*Soal yang Diberikan A*
Menurut teks tentang lembaga survei dalam Pilkada DKI Jakarta, berapa persen suara yang diraih pasangan Joko Widodo-Basuki Tjahaja Purnama dalam penghitungan resmi KPU DKI?

*Teks yang Disediakan*
:::
Sendyakala Lembaga Survei

Jum'at, 20 Juli 2012 - 08:39 WIB
Sendyakala Lembaga Survei
Sendyakala Lembaga Survei
A A A
Faisal Basri mengungkapkan kekecewaannya terhadap survei yang dilakukan sejumlah lembaga survei dalam Pemilihan Kepala Daerah (Pilkada) DKI Jakarta beberapa waktu lalu.

Calon gubernur dari jalur independen ini merasa telah dibunuh mereka dengan prediksi tentang peluangnya dan elektabilitasnya yang sangat rendah hingga berpengaruh pada perolehan suaranya. Tudingan tersebut bisa betul bisa tidak.

Kecurigaan Faisal Basri bisa dipahami karena secara teoretis hasil survei yang dirilis ke publik akan memengaruhi sikap publik. Ada teori menyebutkan bahwa orang cenderung mengikuti mereka yang diprediksi menang (bandwagon effect) atau sebaliknya malah mendukung mereka yang diprediksi kalah (underdog effect).

Tapi Saiful Mujani dalam studinya pada 2004 menegaskan tidak ditemukan adanya efek survei terhadap perilaku pemilih seperti dimaksud kedua teori tersebut.
Berpengaruh atau tidaknya prediksi lembaga survei terhadap suatu kontestasi politik sebenarnya bukanlah lagi masalah prinsip yang perlu diperdebatkan. Yang patut mendapat perhatian adalah sebagian besar dari lembaga survei di negeri ini telah gagal memprediksi hasil perolehan suara Pilkada DKI Jakarta lalu (11/7).

Seperti diketahui, hampir semua lembaga survei memprediksi kemenangan pasangan Fauzi Bowo (Foke)-Nachrowi Ramli (Nara) dan bahkan pilkada disebutkan akan berlangsung satu putaran karena sang incumbent yang didukung partai pemenang Pemilu 2009 akan meraup dukungan 50 pesen + 1.

Ternyata hasilnya jungkir balik. Hasil penghitungan resmi yang dikeluarkan Komisi Pemilihan Umum (KPU) DKI menunjukkan pasangan Foke-Nara hanya mendapat jumlah suara 1.476.648 (34,05 persen), sedangkan Joko Widodo-Basuki Tjahaja Purnama meraup 1.847.157 suara (42,60 persen).

Bagaimana bisa hasil survei yang notabene dilakukan kalangan intelektual bisa meleset sedemikian parah? Apakah metodologi salah atau mereka tidak berhasil menangkap dinamika pemilih di lapangan? Atau mereka memang melakukan survei asal-asalan untuk memenuhi pesanan klien atau pasangan kandidat? Kepastian jawaban hanyalah diketahui para intelektual di belakang survei tersebut.

Mereka juga pasti mempunyai seribu macam jawaban yang dirasionalkan untuk menjawab pertanyaan tersebut. Tapi apa pun jawabannya, dua kesalahan yang mereka lakukan, yakni kesalahan karena metodologi atau akibat pesanan, adalah sama-sama fatal.
:::
*Soal yang Diberikan B*
Pada daftar, ganti nama "x-tick-label" menjadi "label-sumbu-x" di bagian dari baris yang memuat "Output each element" hingga baris yang memuat "- data-point-circle: [135, 230, 146, 241]". Tuliskan kembali hanya baris-baris itu tanpa perubahan lain.

*Daftar Sumber*
:::
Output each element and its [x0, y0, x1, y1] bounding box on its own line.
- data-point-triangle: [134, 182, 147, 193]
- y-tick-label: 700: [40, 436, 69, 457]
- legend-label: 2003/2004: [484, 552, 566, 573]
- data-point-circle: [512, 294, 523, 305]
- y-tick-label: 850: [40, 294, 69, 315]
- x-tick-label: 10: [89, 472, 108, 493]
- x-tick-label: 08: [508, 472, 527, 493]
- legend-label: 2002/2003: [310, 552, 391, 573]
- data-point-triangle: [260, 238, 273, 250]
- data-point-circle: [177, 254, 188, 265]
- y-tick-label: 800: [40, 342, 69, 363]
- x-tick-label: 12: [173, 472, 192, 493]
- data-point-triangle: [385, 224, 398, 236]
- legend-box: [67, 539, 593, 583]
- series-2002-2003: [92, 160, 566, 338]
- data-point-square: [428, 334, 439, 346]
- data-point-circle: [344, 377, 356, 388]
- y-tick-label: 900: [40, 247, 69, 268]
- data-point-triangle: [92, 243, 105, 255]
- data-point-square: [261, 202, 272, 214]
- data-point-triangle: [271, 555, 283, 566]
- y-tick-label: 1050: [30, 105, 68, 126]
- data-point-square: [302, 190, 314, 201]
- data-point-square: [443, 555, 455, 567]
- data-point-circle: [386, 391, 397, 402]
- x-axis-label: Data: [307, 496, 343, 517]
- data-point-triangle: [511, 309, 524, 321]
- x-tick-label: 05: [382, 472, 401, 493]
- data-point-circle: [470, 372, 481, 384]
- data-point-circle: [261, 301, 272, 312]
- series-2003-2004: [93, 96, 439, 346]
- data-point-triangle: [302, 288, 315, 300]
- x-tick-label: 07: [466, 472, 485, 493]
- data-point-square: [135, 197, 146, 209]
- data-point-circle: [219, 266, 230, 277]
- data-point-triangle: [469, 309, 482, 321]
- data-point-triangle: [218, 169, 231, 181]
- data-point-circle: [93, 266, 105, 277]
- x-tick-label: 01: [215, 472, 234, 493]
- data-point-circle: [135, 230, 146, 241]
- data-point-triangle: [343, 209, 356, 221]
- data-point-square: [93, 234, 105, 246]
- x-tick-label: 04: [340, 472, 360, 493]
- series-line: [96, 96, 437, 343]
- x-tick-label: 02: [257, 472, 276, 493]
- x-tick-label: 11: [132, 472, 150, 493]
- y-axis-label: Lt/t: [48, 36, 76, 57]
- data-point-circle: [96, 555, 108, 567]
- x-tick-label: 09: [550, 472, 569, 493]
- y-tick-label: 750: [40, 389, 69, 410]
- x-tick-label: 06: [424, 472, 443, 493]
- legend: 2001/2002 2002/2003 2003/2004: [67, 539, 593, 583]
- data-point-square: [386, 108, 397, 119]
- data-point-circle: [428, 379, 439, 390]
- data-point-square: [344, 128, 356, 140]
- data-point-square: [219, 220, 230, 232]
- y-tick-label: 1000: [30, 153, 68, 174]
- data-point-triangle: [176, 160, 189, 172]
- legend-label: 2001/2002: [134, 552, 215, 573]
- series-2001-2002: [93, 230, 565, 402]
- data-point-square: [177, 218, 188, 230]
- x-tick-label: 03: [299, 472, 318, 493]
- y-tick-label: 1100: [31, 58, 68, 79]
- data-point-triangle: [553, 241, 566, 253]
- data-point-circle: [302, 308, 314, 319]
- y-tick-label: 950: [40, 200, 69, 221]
:::
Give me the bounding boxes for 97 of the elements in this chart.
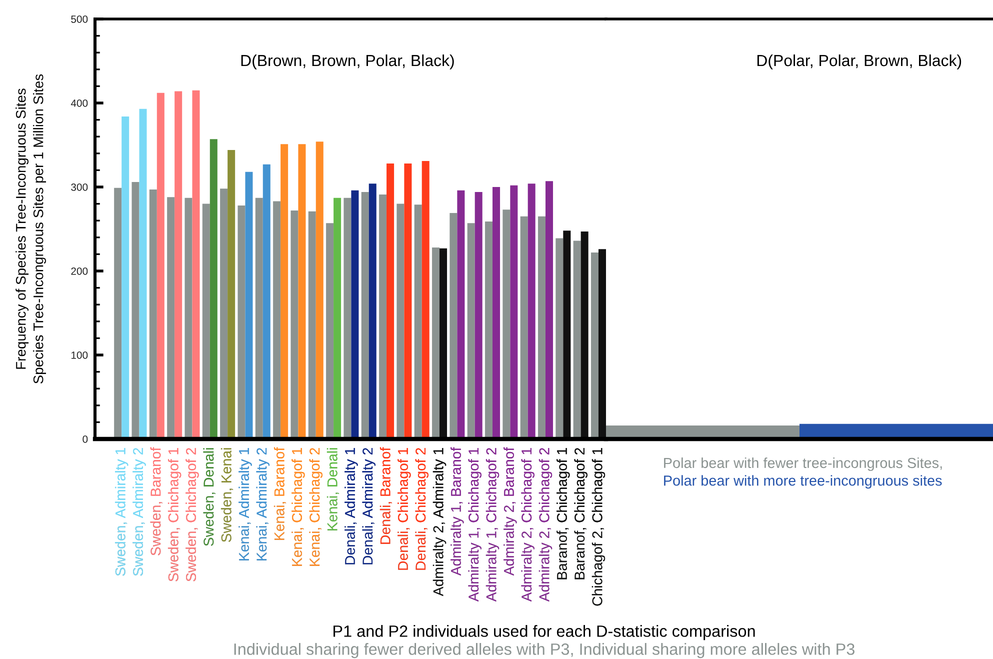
:::
*Penyelesaian Tugas A*
Pasangan itu meraih 42,60 persen suara, yaitu 1.847.157 suara.

*Penyelesaian Tugas B*
Output each element and its [x0, y0, x1, y1] bounding box on its own line.
- data-point-triangle: [134, 182, 147, 193]
- y-tick-label: 700: [40, 436, 69, 457]
- legend-label: 2003/2004: [484, 552, 566, 573]
- data-point-circle: [512, 294, 523, 305]
- y-tick-label: 850: [40, 294, 69, 315]
- label-sumbu-x: 10: [89, 472, 108, 493]
- label-sumbu-x: 08: [508, 472, 527, 493]
- legend-label: 2002/2003: [310, 552, 391, 573]
- data-point-triangle: [260, 238, 273, 250]
- data-point-circle: [177, 254, 188, 265]
- y-tick-label: 800: [40, 342, 69, 363]
- label-sumbu-x: 12: [173, 472, 192, 493]
- data-point-triangle: [385, 224, 398, 236]
- legend-box: [67, 539, 593, 583]
- series-2002-2003: [92, 160, 566, 338]
- data-point-square: [428, 334, 439, 346]
- data-point-circle: [344, 377, 356, 388]
- y-tick-label: 900: [40, 247, 69, 268]
- data-point-triangle: [92, 243, 105, 255]
- data-point-square: [261, 202, 272, 214]
- data-point-triangle: [271, 555, 283, 566]
- y-tick-label: 1050: [30, 105, 68, 126]
- data-point-square: [302, 190, 314, 201]
- data-point-square: [443, 555, 455, 567]
- data-point-circle: [386, 391, 397, 402]
- x-axis-label: Data: [307, 496, 343, 517]
- data-point-triangle: [511, 309, 524, 321]
- label-sumbu-x: 05: [382, 472, 401, 493]
- data-point-circle: [470, 372, 481, 384]
- data-point-circle: [261, 301, 272, 312]
- series-2003-2004: [93, 96, 439, 346]
- data-point-triangle: [302, 288, 315, 300]
- label-sumbu-x: 07: [466, 472, 485, 493]
- data-point-square: [135, 197, 146, 209]
- data-point-circle: [219, 266, 230, 277]
- data-point-triangle: [469, 309, 482, 321]
- data-point-triangle: [218, 169, 231, 181]
- data-point-circle: [93, 266, 105, 277]
- label-sumbu-x: 01: [215, 472, 234, 493]
- data-point-circle: [135, 230, 146, 241]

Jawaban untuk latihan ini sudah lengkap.